__Task prompt__.
Go through the entries that follow and count every line with the string "paper". Reply with the number only.

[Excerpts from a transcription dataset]
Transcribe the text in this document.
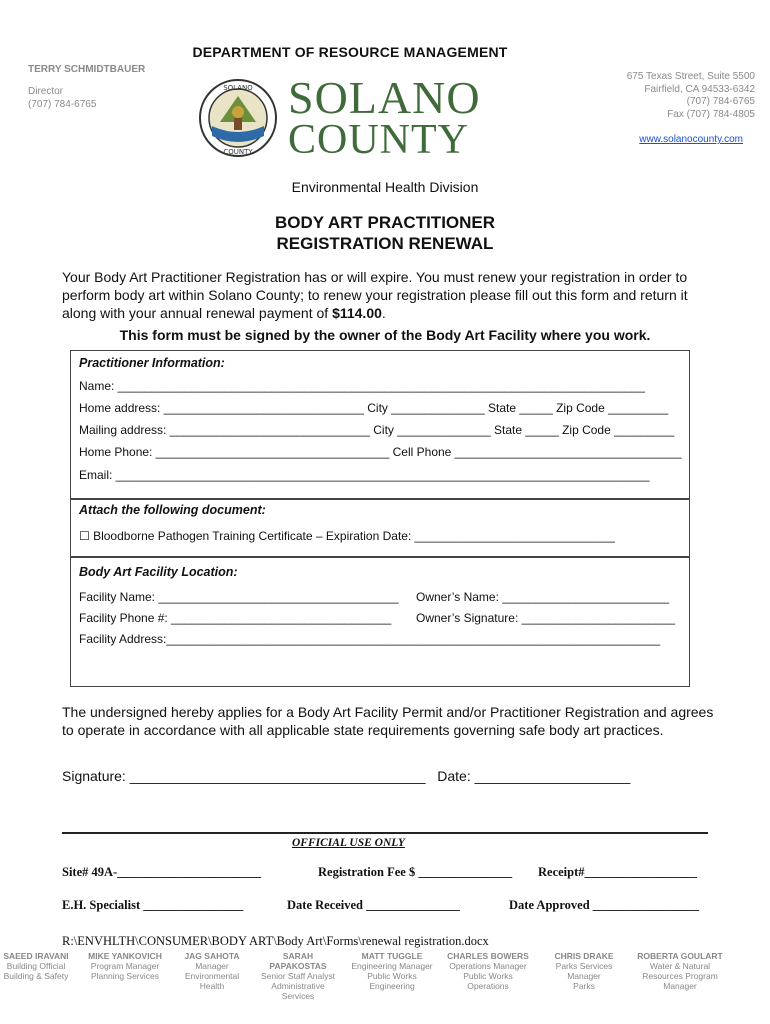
DEPARTMENT OF RESOURCE MANAGEMENT
TERRY SCHMIDTBAUER
Director
(707) 784-6765
SOLANO
COUNTY
SOLANO
COUNTY
675 Texas Street, Suite 5500
Fairfield, CA 94533-6342
(707) 784-6765
Fax (707) 784-4805
www.solanocounty.com
Environmental Health Division
BODY ART PRACTITIONER
REGISTRATION RENEWAL
Your Body Art Practitioner Registration has or will expire. You must renew your registration in order to perform body art within Solano County; to renew your registration please fill out this form and return it along with your annual renewal payment of $114.00.
This form must be signed by the owner of the Body Art Facility where you work.
Practitioner Information:
Name: _______________________________________________________________________________
Home address: ______________________________ City ______________ State _____ Zip Code _________
Mailing address: ______________________________ City ______________ State _____ Zip Code _________
Home Phone: ___________________________________ Cell Phone __________________________________
Email: ________________________________________________________________________________
Attach the following document:
☐ Bloodborne Pathogen Training Certificate – Expiration Date: ______________________________
Body Art Facility Location:
Facility Name: ____________________________________ Owner’s Name: _________________________
Facility Phone #: _________________________________ Owner’s Signature: _______________________
Facility Address:__________________________________________________________________________
The undersigned hereby applies for a Body Art Facility Permit and/or Practitioner Registration and agrees to operate in accordance with all applicable state requirements governing safe body art practices.
Signature: ______________________________________ Date: ____________________
OFFICIAL USE ONLY
Site# 49A-_______________________	Registration Fee $ _______________ Receipt#__________________
E.H. Specialist ________________	Date Received _______________	Date Approved _________________
R:\ENVHLTH\CONSUMER\BODY ART\Body Art\Forms\renewal registration.docx
SAEED IRAVANI
Building Official
Building & Safety
MIKE YANKOVICH
Program Manager
Planning Services
JAG SAHOTA
Manager
Environmental
Health
SARAH PAPAKOSTAS
Senior Staff Analyst
Administrative
Services
MATT TUGGLE
Engineering Manager
Public Works
Engineering
CHARLES BOWERS
Operations Manager
Public Works
Operations
CHRIS DRAKE
Parks Services
Manager
Parks
ROBERTA GOULART
Water & Natural
Resources Program
Manager
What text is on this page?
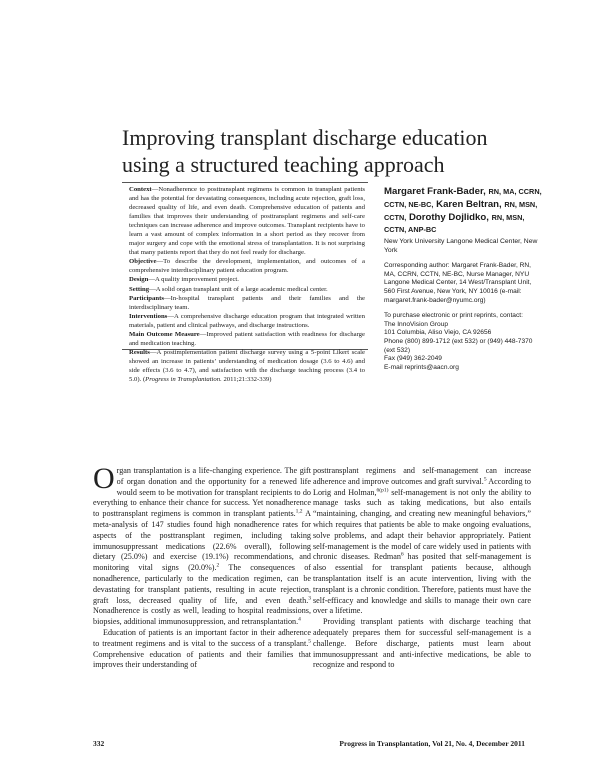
Improving transplant discharge education
using a structured teaching approach

Context—Nonadherence to posttransplant regimens is common in transplant patients and has the potential for devastating consequences, including acute rejection, graft loss, decreased quality of life, and even death. Comprehensive education of patients and families that improves their understanding of posttransplant regimens and self-care techniques can increase adherence and improve outcomes. Transplant recipients have to learn a vast amount of complex information in a short period as they recover from major surgery and cope with the emotional stress of transplantation. It is not surprising that many patients report that they do not feel ready for discharge.

Objective—To describe the development, implementation, and outcomes of a comprehensive interdisciplinary patient education program.

Design—A quality improvement project.

Setting—A solid organ transplant unit of a large academic medical center.

Participants—In-hospital transplant patients and their families and the interdisciplinary team.

Interventions—A comprehensive discharge education program that integrated written materials, patient and clinical pathways, and discharge instructions.

Main Outcome Measure—Improved patient satisfaction with readiness for discharge and medication teaching.

Results—A postimplementation patient discharge survey using a 5-point Likert scale showed an increase in patients’ understanding of medication dosage (3.6 to 4.6) and side effects (3.6 to 4.7), and satisfaction with the discharge teaching process (3.4 to 5.0). (Progress in Transplantation. 2011;21:332-339)

Margaret Frank-Bader, RN, MA, CCRN, CCTN, NE-BC, Karen Beltran, RN, MSN, CCTN, Dorothy Dojlidko, RN, MSN, CCTN, ANP-BC

New York University Langone Medical Center, New York

Corresponding author: Margaret Frank-Bader, RN, MA, CCRN, CCTN, NE-BC, Nurse Manager, NYU Langone Medical Center, 14 West/Transplant Unit, 560 First Avenue, New York, NY 10016 (e-mail: margaret.frank-bader@nyumc.org)

To purchase electronic or print reprints, contact:
The InnoVision Group
101 Columbia, Aliso Viejo, CA 92656
Phone (800) 899-1712 (ext 532) or (949) 448-7370 (ext 532)
Fax (949) 362-2049
E-mail reprints@aacn.org

Organ transplantation is a life-changing experience. The gift of organ donation and the opportunity for a renewed life would seem to be motivation for transplant recipients to do everything to enhance their chance for success. Yet nonadherence to posttransplant regimens is common in transplant patients.$^{1,2}$ A meta-analysis of 147 studies found high nonadherence rates for aspects of the posttransplant regimen, including taking immunosuppressant medications (22.6% overall), following dietary (25.0%) and exercise (19.1%) recommendations, and monitoring vital signs (20.0%).$^2$ The consequences of nonadherence, particularly to the medication regimen, can be devastating for transplant patients, resulting in acute rejection, graft loss, decreased quality of life, and even death.$^3$ Nonadherence is costly as well, leading to hospital readmissions, biopsies, additional immunosuppression, and retransplantation.$^4$

Education of patients is an important factor in their adherence to treatment regimens and is vital to the success of a transplant.$^5$ Comprehensive education of patients and their families that improves their understanding of

posttransplant regimens and self-management can increase adherence and improve outcomes and graft survival.$^5$ According to Lorig and Holman,$^{6(p1)}$ self-management is not only the ability to manage tasks such as taking medications, but also entails “maintaining, changing, and creating new meaningful behaviors,” which requires that patients be able to make ongoing evaluations, solve problems, and adapt their behavior appropriately. Patient self-management is the model of care widely used in patients with chronic diseases. Redman$^6$ has posited that self-management is also essential for transplant patients because, although transplantation itself is an acute intervention, living with the transplant is a chronic condition. Therefore, patients must have the self-efficacy and knowledge and skills to manage their own care over a lifetime.

Providing transplant patients with discharge teaching that adequately prepares them for successful self-management is a challenge. Before discharge, patients must learn about immunosuppressant and anti-infective medications, be able to recognize and respond to

332	Progress in Transplantation, Vol 21, No. 4, December 2011
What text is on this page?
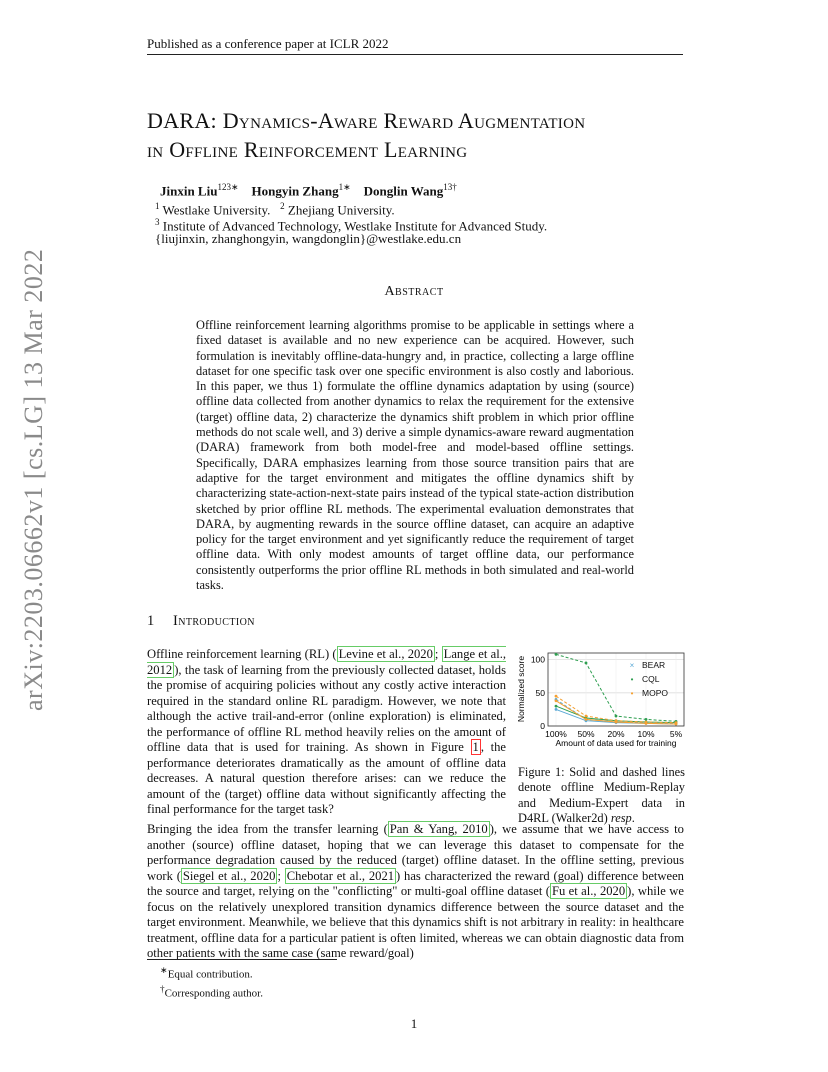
arXiv:2203.06662v1 [cs.LG] 13 Mar 2022
Published as a conference paper at ICLR 2022
DARA: Dynamics-Aware Reward Augmentation
in Offline Reinforcement Learning
Jinxin Liu$^{123∗}$ Hongyin Zhang$^{1∗}$ Donglin Wang$^{13\dagger}$
$^1$ Westlake University. $^2$ Zhejiang University.
$^3$ Institute of Advanced Technology, Westlake Institute for Advanced Study.
{liujinxin, zhanghongyin, wangdonglin}@westlake.edu.cn
Abstract
Offline reinforcement learning algorithms promise to be applicable in settings where a fixed dataset is available and no new experience can be acquired. However, such formulation is inevitably offline-data-hungry and, in practice, collecting a large offline dataset for one specific task over one specific environment is also costly and laborious. In this paper, we thus 1) formulate the offline dynamics adaptation by using (source) offline data collected from another dynamics to relax the requirement for the extensive (target) offline data, 2) characterize the dynamics shift problem in which prior offline methods do not scale well, and 3) derive a simple dynamics-aware reward augmentation (DARA) framework from both model-free and model-based offline settings. Specifically, DARA emphasizes learning from those source transition pairs that are adaptive for the target environment and mitigates the offline dynamics shift by characterizing state-action-next-state pairs instead of the typical state-action distribution sketched by prior offline RL methods. The experimental evaluation demonstrates that DARA, by augmenting rewards in the source offline dataset, can acquire an adaptive policy for the target environment and yet significantly reduce the requirement of target offline data. With only modest amounts of target offline data, our performance consistently outperforms the prior offline RL methods in both simulated and real-world tasks.
1 Introduction
Offline reinforcement learning (RL) ( Levine et al., 2020 ; Lange et al., 2012 ), the task of learning from the previously collected dataset, holds the promise of acquiring policies without any costly active interaction required in the standard online RL paradigm. However, we note that although the active trail-and-error (online exploration) is eliminated, the performance of offline RL method heavily relies on the amount of offline data that is used for training. As shown in Figure 1 , the performance deteriorates dramatically as the amount of offline data decreases. A natural question therefore arises: can we reduce the amount of the (target) offline data without significantly affecting the final performance for the target task?
Normalized score
0
50
100
100% 50% 20% 10% 5%
× BEAR
• CQL
• MOPO
Amount of data used for training
Figure 1: Solid and dashed lines denote offline Medium-Replay and Medium-Expert data in D4RL (Walker2d) resp.
Bringing the idea from the transfer learning ( Pan & Yang, 2010 ), we assume that we have access to another (source) offline dataset, hoping that we can leverage this dataset to compensate for the performance degradation caused by the reduced (target) offline dataset. In the offline setting, previous work ( Siegel et al., 2020 ; Chebotar et al., 2021 ) has characterized the reward (goal) difference between the source and target, relying on the "conflicting" or multi-goal offline dataset ( Fu et al., 2020 ), while we focus on the relatively unexplored transition dynamics difference between the source dataset and the target environment. Meanwhile, we believe that this dynamics shift is not arbitrary in reality: in healthcare treatment, offline data for a particular patient is often limited, whereas we can obtain diagnostic data from other patients with the same case (same reward/goal)
∗Equal contribution.
†Corresponding author.
1
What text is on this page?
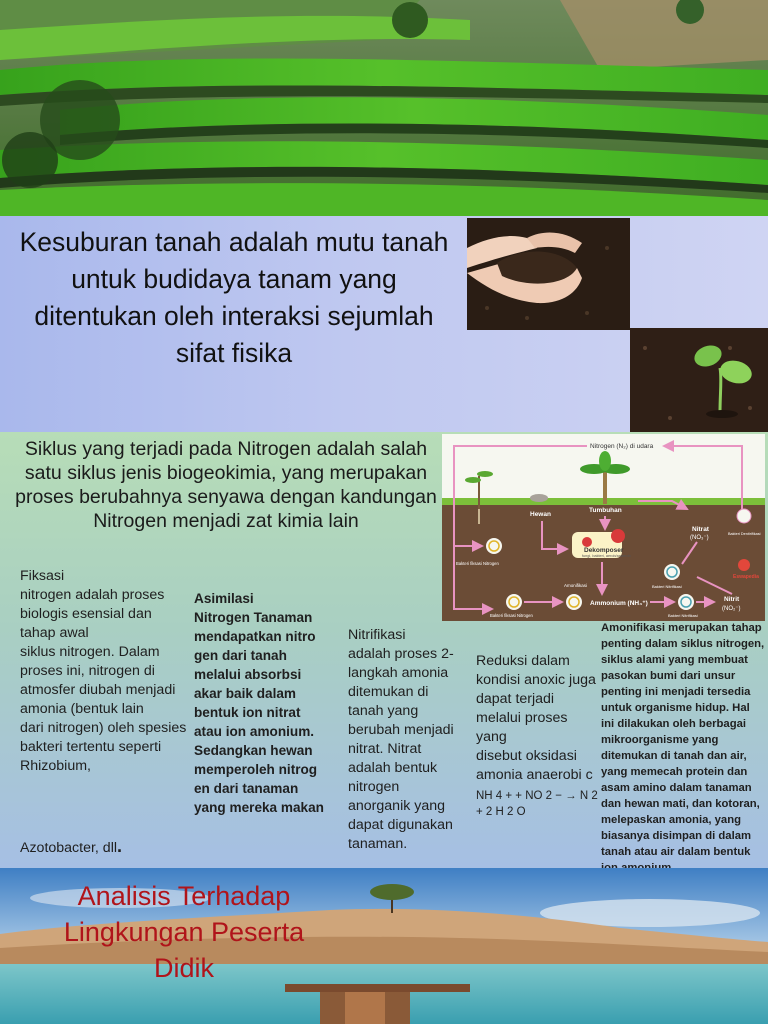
Kesuburan tanah adalah mutu tanah untuk budidaya tanam yang ditentukan oleh interaksi sejumlah sifat fisika

Siklus yang terjadi pada Nitrogen adalah salah satu siklus jenis biogeokimia, yang merupakan proses berubahnya senyawa dengan kandungan Nitrogen menjadi zat kimia lain

Nitrogen (N₂) di udara
Hewan
Tumbuhan
Dekomposer
fungi, bakteri, aerob/anaerob
Nitrat
(NO₃⁻)
Bakteri Denitrifikasi
Bakteri fiksasi Nitrogen
Amonifikasi	Bakteri Nitrifikasi
Eswapedia
Bakteri fiksasi Nitrogen
Ammonium (NH₄⁺)
Bakteri Nitrifikasi
Nitrit
(NO₂⁻)

Fiksasi
nitrogen adalah proses biologis esensial dan tahap awal
siklus nitrogen. Dalam proses ini, nitrogen di atmosfer diubah menjadi amonia (bentuk lain
dari nitrogen) oleh spesies bakteri tertentu seperti Rhizobium,

Azotobacter, dll.

Asimilasi
Nitrogen Tanaman mendapatkan nitro gen dari tanah melalui absorbsi akar baik dalam bentuk ion nitrat atau ion amonium. Sedangkan hewan memperoleh nitrog en dari tanaman yang mereka makan

Nitrifikasi
adalah proses 2-langkah amonia ditemukan di tanah yang berubah menjadi nitrat. Nitrat adalah bentuk nitrogen anorganik yang dapat digunakan tanaman.

Reduksi dalam kondisi anoxic juga dapat terjadi melalui proses yang
disebut oksidasi amonia anaerobi c

NH 4 + + NO 2 − → N 2 + 2 H 2 O

Amonifikasi merupakan tahap penting dalam siklus nitrogen, siklus alami yang membuat pasokan bumi dari unsur penting ini menjadi tersedia untuk organisme hidup. Hal ini dilakukan oleh berbagai mikroorganisme yang ditemukan di tanah dan air, yang memecah protein dan asam amino dalam tanaman dan hewan mati, dan kotoran, melepaskan amonia, yang biasanya disimpan di dalam tanah atau air dalam bentuk

Analisis Terhadap Lingkungan Peserta Didik
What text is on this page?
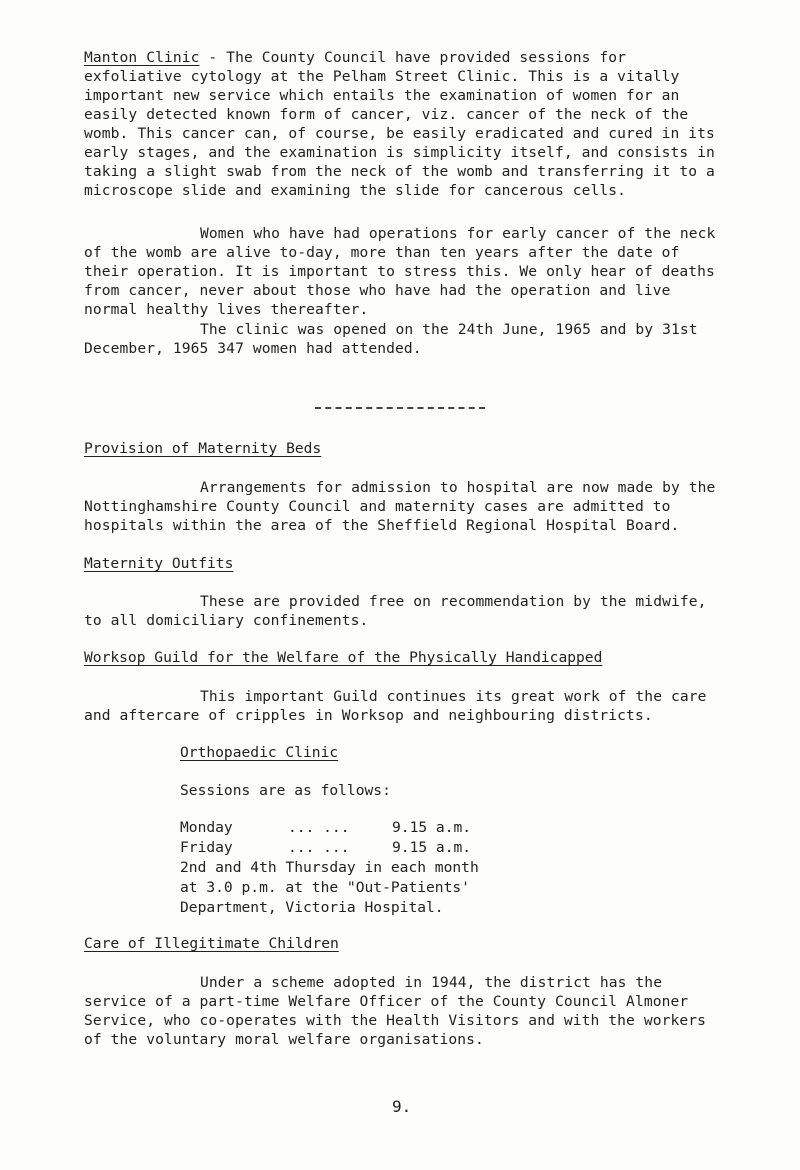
Manton Clinic - The County Council have provided sessions for exfoliative cytology at the Pelham Street Clinic. This is a vitally important new service which entails the examination of women for an easily detected known form of cancer, viz. cancer of the neck of the womb. This cancer can, of course, be easily eradicated and cured in its early stages, and the examination is simplicity itself, and consists in taking a slight swab from the neck of the womb and transferring it to a microscope slide and examining the slide for cancerous cells.

Women who have had operations for early cancer of the neck of the womb are alive to-day, more than ten years after the date of their operation. It is important to stress this. We only hear of deaths from cancer, never about those who have had the operation and live normal healthy lives thereafter.

The clinic was opened on the 24th June, 1965 and by 31st December, 1965 347 women had attended.

Provision of Maternity Beds

Arrangements for admission to hospital are now made by the Nottinghamshire County Council and maternity cases are admitted to hospitals within the area of the Sheffield Regional Hospital Board.

Maternity Outfits

These are provided free on recommendation by the midwife, to all domiciliary confinements.

Worksop Guild for the Welfare of the Physically Handicapped

This important Guild continues its great work of the care and aftercare of cripples in Worksop and neighbouring districts.

Orthopaedic Clinic

Sessions are as follows:

Monday	... ...	9.15 a.m.
Friday	... ...	9.15 a.m.
2nd and 4th Thursday in each month
at 3.0 p.m. at the "Out-Patients'
Department, Victoria Hospital.

Care of Illegitimate Children

Under a scheme adopted in 1944, the district has the service of a part-time Welfare Officer of the County Council Almoner Service, who co-operates with the Health Visitors and with the workers of the voluntary moral welfare organisations.

9.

__Response to the exercise__.
2